__WHAT NEEDS TO BE DONE__
The exercise asks you to copy every line below in which "părinților" appears.

======== ENTRIES SUPPLIED ========

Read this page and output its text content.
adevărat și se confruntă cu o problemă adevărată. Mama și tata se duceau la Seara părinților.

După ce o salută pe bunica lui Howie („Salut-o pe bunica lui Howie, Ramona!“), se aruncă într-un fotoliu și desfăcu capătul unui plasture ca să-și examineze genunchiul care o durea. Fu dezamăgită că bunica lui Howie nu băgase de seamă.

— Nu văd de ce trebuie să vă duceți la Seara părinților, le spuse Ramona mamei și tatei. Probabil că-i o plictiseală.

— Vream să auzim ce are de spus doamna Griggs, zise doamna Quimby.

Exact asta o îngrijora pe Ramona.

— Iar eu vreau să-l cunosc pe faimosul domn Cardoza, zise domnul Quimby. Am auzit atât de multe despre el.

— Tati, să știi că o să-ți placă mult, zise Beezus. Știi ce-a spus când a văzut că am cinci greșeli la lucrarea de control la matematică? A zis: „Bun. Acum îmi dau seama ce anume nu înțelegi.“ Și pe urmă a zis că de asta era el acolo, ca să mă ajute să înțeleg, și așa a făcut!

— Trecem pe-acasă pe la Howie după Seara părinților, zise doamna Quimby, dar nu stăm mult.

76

========

__EXPECTED ANSWER__
adevărat și se confruntă cu o problemă adevărată. Mama și tata se duceau la Seara părinților.
— Nu văd de ce trebuie să vă duceți la Seara părinților, le spuse Ramona mamei și tatei. Probabil că-i o plictiseală.
— Trecem pe-acasă pe la Howie după Seara părinților, zise doamna Quimby, dar nu stăm mult.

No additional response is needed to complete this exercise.